-- START Available records --

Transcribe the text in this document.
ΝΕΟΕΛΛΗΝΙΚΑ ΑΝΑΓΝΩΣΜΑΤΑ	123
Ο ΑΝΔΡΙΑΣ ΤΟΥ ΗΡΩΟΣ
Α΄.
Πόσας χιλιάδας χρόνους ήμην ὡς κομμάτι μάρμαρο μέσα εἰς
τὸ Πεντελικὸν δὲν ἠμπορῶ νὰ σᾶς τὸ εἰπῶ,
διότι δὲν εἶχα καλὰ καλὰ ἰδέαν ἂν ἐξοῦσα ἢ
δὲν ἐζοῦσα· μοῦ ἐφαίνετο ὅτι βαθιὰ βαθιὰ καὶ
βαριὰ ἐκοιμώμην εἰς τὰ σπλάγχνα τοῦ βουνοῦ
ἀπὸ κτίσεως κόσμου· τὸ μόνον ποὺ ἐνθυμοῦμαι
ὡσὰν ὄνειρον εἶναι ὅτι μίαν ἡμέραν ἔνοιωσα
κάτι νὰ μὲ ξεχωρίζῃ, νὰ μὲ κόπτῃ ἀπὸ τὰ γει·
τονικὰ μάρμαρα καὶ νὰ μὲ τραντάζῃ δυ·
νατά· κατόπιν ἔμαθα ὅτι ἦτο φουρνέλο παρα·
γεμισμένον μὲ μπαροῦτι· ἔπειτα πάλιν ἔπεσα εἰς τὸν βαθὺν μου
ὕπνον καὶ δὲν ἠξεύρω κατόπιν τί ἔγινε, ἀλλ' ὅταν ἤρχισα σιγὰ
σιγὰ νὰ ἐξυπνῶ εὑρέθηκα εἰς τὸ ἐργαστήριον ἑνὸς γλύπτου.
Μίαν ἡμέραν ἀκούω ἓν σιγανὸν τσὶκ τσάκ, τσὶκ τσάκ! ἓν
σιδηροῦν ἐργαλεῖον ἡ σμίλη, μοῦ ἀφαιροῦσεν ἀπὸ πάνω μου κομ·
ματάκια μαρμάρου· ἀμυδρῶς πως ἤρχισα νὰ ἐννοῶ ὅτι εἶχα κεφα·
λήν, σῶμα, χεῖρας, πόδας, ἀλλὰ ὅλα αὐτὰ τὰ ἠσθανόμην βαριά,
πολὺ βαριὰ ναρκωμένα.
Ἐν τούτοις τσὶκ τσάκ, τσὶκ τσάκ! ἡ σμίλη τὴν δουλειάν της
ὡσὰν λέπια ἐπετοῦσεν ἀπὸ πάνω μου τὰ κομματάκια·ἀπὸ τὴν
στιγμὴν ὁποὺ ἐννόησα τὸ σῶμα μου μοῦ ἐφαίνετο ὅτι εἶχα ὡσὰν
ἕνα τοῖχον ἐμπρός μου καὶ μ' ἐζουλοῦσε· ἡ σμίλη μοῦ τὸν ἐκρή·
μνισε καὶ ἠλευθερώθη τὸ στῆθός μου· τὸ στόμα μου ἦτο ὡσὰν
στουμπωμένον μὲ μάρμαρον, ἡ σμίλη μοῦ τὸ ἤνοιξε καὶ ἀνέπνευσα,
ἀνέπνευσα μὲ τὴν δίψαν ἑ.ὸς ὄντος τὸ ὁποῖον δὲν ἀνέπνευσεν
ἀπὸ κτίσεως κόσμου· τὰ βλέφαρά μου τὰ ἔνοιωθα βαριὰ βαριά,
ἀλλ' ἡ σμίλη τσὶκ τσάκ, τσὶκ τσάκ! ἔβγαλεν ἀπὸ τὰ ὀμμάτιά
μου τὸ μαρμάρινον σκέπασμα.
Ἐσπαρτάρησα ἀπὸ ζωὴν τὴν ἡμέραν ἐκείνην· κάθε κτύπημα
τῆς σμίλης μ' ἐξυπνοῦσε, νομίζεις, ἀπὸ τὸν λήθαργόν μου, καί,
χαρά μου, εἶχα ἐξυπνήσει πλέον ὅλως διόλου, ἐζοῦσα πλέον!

-- END Available records --

▶ [Your goal]: Select every line of the records holding the string "εἶχα".

▶ [Result of the exercise]:
διότι δὲν εἶχα καλὰ καλὰ ἰδέαν ἂν ἐξοῦσα ἢ
ματάκια μαρμάρου· ἀμυδρῶς πως ἤρχισα νὰ ἐννοῶ ὅτι εἶχα κεφα·
στιγμὴν ὁποὺ ἐννόησα τὸ σῶμα μου μοῦ ἐφαίνετο ὅτι εἶχα ὡσὰν
χαρά μου, εἶχα ἐξυπνήσει πλέον ὅλως διόλου, ἐζοῦσα πλέον!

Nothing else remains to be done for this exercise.